- [CHALLENGE] Look through the material below, count the lines containing the word "keep", and state only the count.

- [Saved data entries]
= = =

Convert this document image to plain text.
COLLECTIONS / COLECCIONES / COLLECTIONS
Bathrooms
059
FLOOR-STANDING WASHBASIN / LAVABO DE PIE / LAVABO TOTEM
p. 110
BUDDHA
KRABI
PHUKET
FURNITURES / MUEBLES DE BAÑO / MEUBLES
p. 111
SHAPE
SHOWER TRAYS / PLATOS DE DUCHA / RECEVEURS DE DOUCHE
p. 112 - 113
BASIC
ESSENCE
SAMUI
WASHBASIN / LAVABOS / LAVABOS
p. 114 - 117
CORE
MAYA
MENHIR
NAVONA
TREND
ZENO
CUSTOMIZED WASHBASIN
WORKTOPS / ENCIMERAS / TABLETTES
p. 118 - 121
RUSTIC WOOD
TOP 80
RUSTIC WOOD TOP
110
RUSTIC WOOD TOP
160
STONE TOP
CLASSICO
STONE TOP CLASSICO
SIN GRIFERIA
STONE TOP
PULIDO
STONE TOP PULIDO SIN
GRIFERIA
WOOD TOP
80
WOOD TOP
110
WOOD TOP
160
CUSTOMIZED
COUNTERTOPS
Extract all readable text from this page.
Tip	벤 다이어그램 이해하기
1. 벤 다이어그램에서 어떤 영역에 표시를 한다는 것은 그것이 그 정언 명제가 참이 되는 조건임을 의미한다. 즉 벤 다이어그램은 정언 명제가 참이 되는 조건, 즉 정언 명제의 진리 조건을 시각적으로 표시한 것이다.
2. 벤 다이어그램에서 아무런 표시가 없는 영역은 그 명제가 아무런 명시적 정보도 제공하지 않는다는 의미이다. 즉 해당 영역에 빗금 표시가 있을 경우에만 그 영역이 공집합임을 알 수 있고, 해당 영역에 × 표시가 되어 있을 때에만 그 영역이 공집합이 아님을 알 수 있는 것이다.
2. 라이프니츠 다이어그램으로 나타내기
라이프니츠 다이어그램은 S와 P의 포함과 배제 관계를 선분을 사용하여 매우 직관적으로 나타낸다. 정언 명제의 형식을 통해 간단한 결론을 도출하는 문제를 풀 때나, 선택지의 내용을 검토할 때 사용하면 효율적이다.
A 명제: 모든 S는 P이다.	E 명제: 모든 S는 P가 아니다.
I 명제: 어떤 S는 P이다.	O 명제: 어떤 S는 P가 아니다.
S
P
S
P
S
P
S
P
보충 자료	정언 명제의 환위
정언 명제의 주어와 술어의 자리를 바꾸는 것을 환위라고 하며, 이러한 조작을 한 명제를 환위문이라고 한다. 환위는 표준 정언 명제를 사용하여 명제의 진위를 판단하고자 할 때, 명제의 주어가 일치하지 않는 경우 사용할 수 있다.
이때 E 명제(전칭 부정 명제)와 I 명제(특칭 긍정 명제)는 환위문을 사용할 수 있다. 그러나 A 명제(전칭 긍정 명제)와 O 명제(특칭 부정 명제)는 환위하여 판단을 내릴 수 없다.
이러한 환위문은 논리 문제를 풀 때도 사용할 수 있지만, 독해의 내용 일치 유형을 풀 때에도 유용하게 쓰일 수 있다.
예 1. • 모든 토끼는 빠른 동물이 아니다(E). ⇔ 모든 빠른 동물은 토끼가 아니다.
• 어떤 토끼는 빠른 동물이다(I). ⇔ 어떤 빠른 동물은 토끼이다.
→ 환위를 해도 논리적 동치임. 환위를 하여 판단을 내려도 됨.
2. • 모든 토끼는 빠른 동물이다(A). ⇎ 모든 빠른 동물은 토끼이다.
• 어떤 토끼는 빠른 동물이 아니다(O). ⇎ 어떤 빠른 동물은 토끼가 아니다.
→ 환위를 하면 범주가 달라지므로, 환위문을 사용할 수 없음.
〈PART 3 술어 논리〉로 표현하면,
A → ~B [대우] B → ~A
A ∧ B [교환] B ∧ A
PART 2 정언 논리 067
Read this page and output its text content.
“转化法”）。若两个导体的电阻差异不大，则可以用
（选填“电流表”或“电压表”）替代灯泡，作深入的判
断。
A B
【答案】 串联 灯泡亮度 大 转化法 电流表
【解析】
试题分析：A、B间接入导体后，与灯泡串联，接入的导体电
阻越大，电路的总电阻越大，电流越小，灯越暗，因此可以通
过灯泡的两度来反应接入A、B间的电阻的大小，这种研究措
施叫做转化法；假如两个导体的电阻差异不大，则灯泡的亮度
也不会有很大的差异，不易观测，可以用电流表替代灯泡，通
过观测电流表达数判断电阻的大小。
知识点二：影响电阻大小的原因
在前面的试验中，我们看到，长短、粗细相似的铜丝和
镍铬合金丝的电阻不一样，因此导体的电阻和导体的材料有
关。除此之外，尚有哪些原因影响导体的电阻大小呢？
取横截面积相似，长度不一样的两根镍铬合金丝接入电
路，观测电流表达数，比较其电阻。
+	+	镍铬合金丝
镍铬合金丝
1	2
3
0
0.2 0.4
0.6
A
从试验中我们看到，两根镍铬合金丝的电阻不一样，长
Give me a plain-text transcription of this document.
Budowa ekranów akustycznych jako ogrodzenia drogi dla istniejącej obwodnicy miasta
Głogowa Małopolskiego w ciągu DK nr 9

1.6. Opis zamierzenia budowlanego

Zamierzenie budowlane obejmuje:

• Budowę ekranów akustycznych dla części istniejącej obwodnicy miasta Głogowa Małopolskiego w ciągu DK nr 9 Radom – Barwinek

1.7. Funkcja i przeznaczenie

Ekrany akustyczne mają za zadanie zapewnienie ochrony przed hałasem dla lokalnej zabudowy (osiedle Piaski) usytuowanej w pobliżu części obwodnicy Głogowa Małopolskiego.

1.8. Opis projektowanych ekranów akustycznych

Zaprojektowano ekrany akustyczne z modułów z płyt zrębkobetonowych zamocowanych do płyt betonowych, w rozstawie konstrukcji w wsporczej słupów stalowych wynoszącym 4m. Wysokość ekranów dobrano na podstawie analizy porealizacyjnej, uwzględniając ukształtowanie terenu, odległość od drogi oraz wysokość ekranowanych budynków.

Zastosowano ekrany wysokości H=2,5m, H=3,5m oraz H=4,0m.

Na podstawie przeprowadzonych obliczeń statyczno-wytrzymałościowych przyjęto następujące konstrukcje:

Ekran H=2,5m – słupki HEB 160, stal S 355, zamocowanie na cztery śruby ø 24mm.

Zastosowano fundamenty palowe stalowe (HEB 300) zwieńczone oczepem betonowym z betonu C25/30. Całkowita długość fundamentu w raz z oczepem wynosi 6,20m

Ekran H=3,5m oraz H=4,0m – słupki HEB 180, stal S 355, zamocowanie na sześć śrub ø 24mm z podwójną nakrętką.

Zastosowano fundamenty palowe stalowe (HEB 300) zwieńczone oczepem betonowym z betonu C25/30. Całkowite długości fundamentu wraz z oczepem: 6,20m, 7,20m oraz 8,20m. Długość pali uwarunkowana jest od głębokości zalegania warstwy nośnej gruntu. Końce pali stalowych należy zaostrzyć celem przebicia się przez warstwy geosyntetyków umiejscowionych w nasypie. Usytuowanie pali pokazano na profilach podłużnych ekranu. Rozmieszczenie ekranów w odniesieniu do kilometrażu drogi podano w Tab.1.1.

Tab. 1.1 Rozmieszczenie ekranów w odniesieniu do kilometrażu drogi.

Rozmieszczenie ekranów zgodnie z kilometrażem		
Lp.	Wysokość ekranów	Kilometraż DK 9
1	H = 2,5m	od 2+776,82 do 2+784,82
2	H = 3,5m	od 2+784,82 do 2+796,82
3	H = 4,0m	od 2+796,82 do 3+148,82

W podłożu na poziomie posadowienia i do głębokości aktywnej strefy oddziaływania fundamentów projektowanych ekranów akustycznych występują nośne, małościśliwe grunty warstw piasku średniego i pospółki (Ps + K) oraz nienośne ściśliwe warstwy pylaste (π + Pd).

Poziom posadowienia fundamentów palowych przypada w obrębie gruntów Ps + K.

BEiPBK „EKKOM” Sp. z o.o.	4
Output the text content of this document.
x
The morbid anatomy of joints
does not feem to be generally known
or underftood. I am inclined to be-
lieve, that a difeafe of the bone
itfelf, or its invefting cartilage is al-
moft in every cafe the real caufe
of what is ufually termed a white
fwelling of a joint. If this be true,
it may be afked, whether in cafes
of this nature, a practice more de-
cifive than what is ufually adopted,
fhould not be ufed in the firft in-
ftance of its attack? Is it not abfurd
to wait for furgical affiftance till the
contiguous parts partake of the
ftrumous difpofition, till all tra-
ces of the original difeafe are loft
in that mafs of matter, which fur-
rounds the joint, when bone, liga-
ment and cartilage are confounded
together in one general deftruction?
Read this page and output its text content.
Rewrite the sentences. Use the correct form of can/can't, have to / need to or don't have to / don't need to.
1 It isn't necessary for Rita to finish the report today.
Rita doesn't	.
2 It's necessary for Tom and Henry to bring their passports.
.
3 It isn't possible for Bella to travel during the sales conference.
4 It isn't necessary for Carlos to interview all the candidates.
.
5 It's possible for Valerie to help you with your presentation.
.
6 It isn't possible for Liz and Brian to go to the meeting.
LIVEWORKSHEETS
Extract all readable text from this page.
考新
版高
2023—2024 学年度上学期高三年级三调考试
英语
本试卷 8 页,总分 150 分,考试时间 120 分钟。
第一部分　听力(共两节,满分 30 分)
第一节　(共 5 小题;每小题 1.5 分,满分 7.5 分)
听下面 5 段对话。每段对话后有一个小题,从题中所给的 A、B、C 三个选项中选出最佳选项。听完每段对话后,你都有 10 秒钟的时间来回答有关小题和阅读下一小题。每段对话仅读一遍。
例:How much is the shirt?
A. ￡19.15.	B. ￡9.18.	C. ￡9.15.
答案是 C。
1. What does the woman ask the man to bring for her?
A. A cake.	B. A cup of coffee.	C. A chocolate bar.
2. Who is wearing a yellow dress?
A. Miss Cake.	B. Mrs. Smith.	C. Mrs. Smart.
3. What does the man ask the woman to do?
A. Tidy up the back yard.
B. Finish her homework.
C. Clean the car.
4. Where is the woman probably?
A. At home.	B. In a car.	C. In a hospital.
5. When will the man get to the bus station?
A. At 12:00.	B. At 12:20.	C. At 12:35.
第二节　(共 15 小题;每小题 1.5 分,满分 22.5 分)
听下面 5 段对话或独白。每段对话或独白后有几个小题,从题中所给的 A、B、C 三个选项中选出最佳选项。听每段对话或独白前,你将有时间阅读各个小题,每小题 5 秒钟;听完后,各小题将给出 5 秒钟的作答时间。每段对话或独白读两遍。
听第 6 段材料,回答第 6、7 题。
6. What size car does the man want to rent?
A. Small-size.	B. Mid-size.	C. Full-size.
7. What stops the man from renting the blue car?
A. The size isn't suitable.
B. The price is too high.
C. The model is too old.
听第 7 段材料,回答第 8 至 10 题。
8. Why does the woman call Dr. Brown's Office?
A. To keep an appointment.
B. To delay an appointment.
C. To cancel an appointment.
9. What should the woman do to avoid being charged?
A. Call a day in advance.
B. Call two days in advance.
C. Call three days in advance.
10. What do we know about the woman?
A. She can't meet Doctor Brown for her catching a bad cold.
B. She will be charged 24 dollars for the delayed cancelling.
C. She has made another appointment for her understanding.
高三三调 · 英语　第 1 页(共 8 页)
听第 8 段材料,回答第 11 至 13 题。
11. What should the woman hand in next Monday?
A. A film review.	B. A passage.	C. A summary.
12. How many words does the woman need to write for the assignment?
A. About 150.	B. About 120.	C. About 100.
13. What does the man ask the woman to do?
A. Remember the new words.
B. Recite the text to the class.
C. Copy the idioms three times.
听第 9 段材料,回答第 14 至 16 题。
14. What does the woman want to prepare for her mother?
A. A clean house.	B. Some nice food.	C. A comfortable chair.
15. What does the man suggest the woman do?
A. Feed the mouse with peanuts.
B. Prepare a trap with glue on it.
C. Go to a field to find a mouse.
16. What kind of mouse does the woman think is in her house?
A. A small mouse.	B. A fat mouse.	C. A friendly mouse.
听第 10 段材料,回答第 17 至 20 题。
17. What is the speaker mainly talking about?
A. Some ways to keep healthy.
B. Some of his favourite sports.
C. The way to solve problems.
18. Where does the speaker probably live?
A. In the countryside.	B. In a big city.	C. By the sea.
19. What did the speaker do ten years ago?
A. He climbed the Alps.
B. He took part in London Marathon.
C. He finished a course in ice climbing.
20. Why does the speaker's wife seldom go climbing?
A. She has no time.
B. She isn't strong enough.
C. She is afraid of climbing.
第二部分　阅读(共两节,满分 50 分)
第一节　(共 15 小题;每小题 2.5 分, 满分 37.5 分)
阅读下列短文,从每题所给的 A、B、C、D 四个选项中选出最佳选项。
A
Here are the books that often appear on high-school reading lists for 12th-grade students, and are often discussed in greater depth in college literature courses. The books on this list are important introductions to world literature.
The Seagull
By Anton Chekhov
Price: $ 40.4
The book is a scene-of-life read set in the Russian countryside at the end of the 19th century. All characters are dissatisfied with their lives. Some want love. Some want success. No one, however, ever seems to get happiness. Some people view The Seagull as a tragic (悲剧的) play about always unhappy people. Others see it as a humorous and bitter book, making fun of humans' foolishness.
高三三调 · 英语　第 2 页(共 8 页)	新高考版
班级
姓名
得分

= = =

- [ANSWER] 2